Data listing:
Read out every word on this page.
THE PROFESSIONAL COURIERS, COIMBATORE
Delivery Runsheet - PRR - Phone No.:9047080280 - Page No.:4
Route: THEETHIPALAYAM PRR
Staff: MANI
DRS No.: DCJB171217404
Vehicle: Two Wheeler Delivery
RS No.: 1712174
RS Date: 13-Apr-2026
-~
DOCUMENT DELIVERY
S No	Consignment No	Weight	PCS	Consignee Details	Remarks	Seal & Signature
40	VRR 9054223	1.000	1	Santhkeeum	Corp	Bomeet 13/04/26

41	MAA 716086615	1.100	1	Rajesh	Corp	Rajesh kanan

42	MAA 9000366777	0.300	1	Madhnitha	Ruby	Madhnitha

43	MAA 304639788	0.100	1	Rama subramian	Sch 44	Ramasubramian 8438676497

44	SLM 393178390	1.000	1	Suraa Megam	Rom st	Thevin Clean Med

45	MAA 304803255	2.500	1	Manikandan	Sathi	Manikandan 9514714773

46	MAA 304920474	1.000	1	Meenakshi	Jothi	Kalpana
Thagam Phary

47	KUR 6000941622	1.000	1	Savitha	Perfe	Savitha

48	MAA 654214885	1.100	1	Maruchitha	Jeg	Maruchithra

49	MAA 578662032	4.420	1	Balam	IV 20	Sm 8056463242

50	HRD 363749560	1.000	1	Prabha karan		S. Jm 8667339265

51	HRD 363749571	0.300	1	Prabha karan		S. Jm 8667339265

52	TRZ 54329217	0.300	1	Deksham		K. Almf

● What to produce
Identify every line above that includes the word "Corp", and show those lines.

● Written solution
40	VRR 9054223	1.000	1	Santhkeeum	Corp	Bomeet 13/04/26
41	MAA 716086615	1.100	1	Rajesh	Corp	Rajesh kanan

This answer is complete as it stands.